● **WHAT YOU ARE ASKED TO DO**: All of the data needs to be repeated exactly.

● **STORED ROWS**:
----

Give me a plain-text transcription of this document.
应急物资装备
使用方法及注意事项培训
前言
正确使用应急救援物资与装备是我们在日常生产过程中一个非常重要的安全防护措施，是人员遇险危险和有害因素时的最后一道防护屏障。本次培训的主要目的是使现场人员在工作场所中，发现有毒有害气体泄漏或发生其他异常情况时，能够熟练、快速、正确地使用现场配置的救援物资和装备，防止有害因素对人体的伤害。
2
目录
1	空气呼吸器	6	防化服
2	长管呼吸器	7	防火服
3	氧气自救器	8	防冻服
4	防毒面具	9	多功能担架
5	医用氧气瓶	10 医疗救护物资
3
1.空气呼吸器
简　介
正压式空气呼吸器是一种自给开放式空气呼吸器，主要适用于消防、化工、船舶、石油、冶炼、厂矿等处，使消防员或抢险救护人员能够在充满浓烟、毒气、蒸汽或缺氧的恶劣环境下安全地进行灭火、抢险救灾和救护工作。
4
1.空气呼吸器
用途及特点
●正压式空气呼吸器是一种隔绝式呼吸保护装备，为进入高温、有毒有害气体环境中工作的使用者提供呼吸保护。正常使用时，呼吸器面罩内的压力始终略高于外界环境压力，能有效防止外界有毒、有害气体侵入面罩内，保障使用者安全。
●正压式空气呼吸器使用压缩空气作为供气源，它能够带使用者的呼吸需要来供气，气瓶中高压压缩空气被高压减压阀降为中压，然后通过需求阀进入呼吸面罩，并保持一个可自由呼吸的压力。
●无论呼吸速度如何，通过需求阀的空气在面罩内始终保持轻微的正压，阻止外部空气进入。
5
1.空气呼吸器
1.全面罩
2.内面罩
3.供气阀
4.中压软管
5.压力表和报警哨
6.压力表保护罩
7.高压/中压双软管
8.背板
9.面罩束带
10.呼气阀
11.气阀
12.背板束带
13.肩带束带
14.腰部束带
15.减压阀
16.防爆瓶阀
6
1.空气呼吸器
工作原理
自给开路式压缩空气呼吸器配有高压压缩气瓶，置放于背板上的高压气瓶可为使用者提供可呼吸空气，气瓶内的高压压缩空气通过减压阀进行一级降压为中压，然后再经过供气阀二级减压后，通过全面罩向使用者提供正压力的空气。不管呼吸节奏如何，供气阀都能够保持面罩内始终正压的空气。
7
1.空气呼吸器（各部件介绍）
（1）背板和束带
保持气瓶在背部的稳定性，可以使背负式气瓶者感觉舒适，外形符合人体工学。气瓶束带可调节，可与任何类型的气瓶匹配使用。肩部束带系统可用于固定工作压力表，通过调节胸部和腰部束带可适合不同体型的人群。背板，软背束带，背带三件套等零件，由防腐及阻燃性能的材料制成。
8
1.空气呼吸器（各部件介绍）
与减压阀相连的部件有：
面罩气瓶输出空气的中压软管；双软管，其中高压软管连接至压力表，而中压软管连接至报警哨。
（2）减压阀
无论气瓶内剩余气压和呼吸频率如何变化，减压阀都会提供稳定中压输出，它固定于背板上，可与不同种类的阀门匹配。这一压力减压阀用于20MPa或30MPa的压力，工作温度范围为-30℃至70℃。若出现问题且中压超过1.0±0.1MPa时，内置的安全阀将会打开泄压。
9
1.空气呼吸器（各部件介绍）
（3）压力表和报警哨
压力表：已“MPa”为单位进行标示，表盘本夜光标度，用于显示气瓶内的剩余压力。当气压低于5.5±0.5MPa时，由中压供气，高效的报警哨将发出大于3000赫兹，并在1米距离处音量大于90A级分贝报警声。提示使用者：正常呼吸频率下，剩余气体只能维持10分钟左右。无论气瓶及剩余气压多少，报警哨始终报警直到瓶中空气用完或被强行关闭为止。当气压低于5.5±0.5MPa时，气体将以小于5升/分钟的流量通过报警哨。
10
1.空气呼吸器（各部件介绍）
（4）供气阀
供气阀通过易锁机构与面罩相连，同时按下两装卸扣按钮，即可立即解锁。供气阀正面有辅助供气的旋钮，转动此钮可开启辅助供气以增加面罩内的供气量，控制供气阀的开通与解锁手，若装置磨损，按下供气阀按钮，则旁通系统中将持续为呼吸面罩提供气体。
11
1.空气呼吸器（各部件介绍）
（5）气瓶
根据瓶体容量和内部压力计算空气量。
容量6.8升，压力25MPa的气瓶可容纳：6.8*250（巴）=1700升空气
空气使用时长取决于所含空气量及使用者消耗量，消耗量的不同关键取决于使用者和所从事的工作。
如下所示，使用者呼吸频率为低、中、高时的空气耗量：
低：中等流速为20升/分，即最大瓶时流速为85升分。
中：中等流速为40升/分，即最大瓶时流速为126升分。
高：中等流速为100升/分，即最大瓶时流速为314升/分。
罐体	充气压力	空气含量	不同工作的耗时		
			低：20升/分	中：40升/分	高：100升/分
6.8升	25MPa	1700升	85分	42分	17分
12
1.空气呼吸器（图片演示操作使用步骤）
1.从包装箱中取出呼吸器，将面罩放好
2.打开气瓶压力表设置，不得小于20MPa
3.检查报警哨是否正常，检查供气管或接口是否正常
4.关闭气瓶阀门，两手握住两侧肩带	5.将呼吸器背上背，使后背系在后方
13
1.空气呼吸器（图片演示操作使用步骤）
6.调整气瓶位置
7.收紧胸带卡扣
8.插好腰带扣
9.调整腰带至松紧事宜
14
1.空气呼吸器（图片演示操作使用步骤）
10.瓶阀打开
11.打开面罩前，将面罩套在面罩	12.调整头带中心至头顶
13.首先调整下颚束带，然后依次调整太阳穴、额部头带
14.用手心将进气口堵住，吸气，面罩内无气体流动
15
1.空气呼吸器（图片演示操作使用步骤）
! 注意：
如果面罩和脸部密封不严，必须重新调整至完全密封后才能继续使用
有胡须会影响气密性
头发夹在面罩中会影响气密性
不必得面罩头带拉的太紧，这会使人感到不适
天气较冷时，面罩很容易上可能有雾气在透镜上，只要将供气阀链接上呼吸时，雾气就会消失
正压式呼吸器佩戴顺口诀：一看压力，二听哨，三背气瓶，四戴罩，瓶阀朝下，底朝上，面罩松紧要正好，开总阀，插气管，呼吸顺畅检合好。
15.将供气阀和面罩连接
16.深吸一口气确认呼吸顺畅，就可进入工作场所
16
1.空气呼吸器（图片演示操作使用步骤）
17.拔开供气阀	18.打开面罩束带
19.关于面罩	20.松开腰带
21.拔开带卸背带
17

----

● **ANSWER TO THIS PROBLEM**:
Give me a plain-text transcription of this document.
应急物资装备
使用方法及注意事项培训
前言
正确使用应急救援物资与装备是我们在日常生产过程中一个非常重要的安全防护措施，是人员遇险危险和有害因素时的最后一道防护屏障。本次培训的主要目的是使现场人员在工作场所中，发现有毒有害气体泄漏或发生其他异常情况时，能够熟练、快速、正确地使用现场配置的救援物资和装备，防止有害因素对人体的伤害。
2
目录
1	空气呼吸器	6	防化服
2	长管呼吸器	7	防火服
3	氧气自救器	8	防冻服
4	防毒面具	9	多功能担架
5	医用氧气瓶	10 医疗救护物资
3
1.空气呼吸器
简　介
正压式空气呼吸器是一种自给开放式空气呼吸器，主要适用于消防、化工、船舶、石油、冶炼、厂矿等处，使消防员或抢险救护人员能够在充满浓烟、毒气、蒸汽或缺氧的恶劣环境下安全地进行灭火、抢险救灾和救护工作。
4
1.空气呼吸器
用途及特点
●正压式空气呼吸器是一种隔绝式呼吸保护装备，为进入高温、有毒有害气体环境中工作的使用者提供呼吸保护。正常使用时，呼吸器面罩内的压力始终略高于外界环境压力，能有效防止外界有毒、有害气体侵入面罩内，保障使用者安全。
●正压式空气呼吸器使用压缩空气作为供气源，它能够带使用者的呼吸需要来供气，气瓶中高压压缩空气被高压减压阀降为中压，然后通过需求阀进入呼吸面罩，并保持一个可自由呼吸的压力。
●无论呼吸速度如何，通过需求阀的空气在面罩内始终保持轻微的正压，阻止外部空气进入。
5
1.空气呼吸器
1.全面罩
2.内面罩
3.供气阀
4.中压软管
5.压力表和报警哨
6.压力表保护罩
7.高压/中压双软管
8.背板
9.面罩束带
10.呼气阀
11.气阀
12.背板束带
13.肩带束带
14.腰部束带
15.减压阀
16.防爆瓶阀
6
1.空气呼吸器
工作原理
自给开路式压缩空气呼吸器配有高压压缩气瓶，置放于背板上的高压气瓶可为使用者提供可呼吸空气，气瓶内的高压压缩空气通过减压阀进行一级降压为中压，然后再经过供气阀二级减压后，通过全面罩向使用者提供正压力的空气。不管呼吸节奏如何，供气阀都能够保持面罩内始终正压的空气。
7
1.空气呼吸器（各部件介绍）
（1）背板和束带
保持气瓶在背部的稳定性，可以使背负式气瓶者感觉舒适，外形符合人体工学。气瓶束带可调节，可与任何类型的气瓶匹配使用。肩部束带系统可用于固定工作压力表，通过调节胸部和腰部束带可适合不同体型的人群。背板，软背束带，背带三件套等零件，由防腐及阻燃性能的材料制成。
8
1.空气呼吸器（各部件介绍）
与减压阀相连的部件有：
面罩气瓶输出空气的中压软管；双软管，其中高压软管连接至压力表，而中压软管连接至报警哨。
（2）减压阀
无论气瓶内剩余气压和呼吸频率如何变化，减压阀都会提供稳定中压输出，它固定于背板上，可与不同种类的阀门匹配。这一压力减压阀用于20MPa或30MPa的压力，工作温度范围为-30℃至70℃。若出现问题且中压超过1.0±0.1MPa时，内置的安全阀将会打开泄压。
9
1.空气呼吸器（各部件介绍）
（3）压力表和报警哨
压力表：已“MPa”为单位进行标示，表盘本夜光标度，用于显示气瓶内的剩余压力。当气压低于5.5±0.5MPa时，由中压供气，高效的报警哨将发出大于3000赫兹，并在1米距离处音量大于90A级分贝报警声。提示使用者：正常呼吸频率下，剩余气体只能维持10分钟左右。无论气瓶及剩余气压多少，报警哨始终报警直到瓶中空气用完或被强行关闭为止。当气压低于5.5±0.5MPa时，气体将以小于5升/分钟的流量通过报警哨。
10
1.空气呼吸器（各部件介绍）
（4）供气阀
供气阀通过易锁机构与面罩相连，同时按下两装卸扣按钮，即可立即解锁。供气阀正面有辅助供气的旋钮，转动此钮可开启辅助供气以增加面罩内的供气量，控制供气阀的开通与解锁手，若装置磨损，按下供气阀按钮，则旁通系统中将持续为呼吸面罩提供气体。
11
1.空气呼吸器（各部件介绍）
（5）气瓶
根据瓶体容量和内部压力计算空气量。
容量6.8升，压力25MPa的气瓶可容纳：6.8*250（巴）=1700升空气
空气使用时长取决于所含空气量及使用者消耗量，消耗量的不同关键取决于使用者和所从事的工作。
如下所示，使用者呼吸频率为低、中、高时的空气耗量：
低：中等流速为20升/分，即最大瓶时流速为85升分。
中：中等流速为40升/分，即最大瓶时流速为126升分。
高：中等流速为100升/分，即最大瓶时流速为314升/分。
罐体	充气压力	空气含量	不同工作的耗时		
			低：20升/分	中：40升/分	高：100升/分
6.8升	25MPa	1700升	85分	42分	17分
12
1.空气呼吸器（图片演示操作使用步骤）
1.从包装箱中取出呼吸器，将面罩放好
2.打开气瓶压力表设置，不得小于20MPa
3.检查报警哨是否正常，检查供气管或接口是否正常
4.关闭气瓶阀门，两手握住两侧肩带	5.将呼吸器背上背，使后背系在后方
13
1.空气呼吸器（图片演示操作使用步骤）
6.调整气瓶位置
7.收紧胸带卡扣
8.插好腰带扣
9.调整腰带至松紧事宜
14
1.空气呼吸器（图片演示操作使用步骤）
10.瓶阀打开
11.打开面罩前，将面罩套在面罩	12.调整头带中心至头顶
13.首先调整下颚束带，然后依次调整太阳穴、额部头带
14.用手心将进气口堵住，吸气，面罩内无气体流动
15
1.空气呼吸器（图片演示操作使用步骤）
! 注意：
如果面罩和脸部密封不严，必须重新调整至完全密封后才能继续使用
有胡须会影响气密性
头发夹在面罩中会影响气密性
不必得面罩头带拉的太紧，这会使人感到不适
天气较冷时，面罩很容易上可能有雾气在透镜上，只要将供气阀链接上呼吸时，雾气就会消失
正压式呼吸器佩戴顺口诀：一看压力，二听哨，三背气瓶，四戴罩，瓶阀朝下，底朝上，面罩松紧要正好，开总阀，插气管，呼吸顺畅检合好。
15.将供气阀和面罩连接
16.深吸一口气确认呼吸顺畅，就可进入工作场所
16
1.空气呼吸器（图片演示操作使用步骤）
17.拔开供气阀	18.打开面罩束带
19.关于面罩	20.松开腰带
21.拔开带卸背带
17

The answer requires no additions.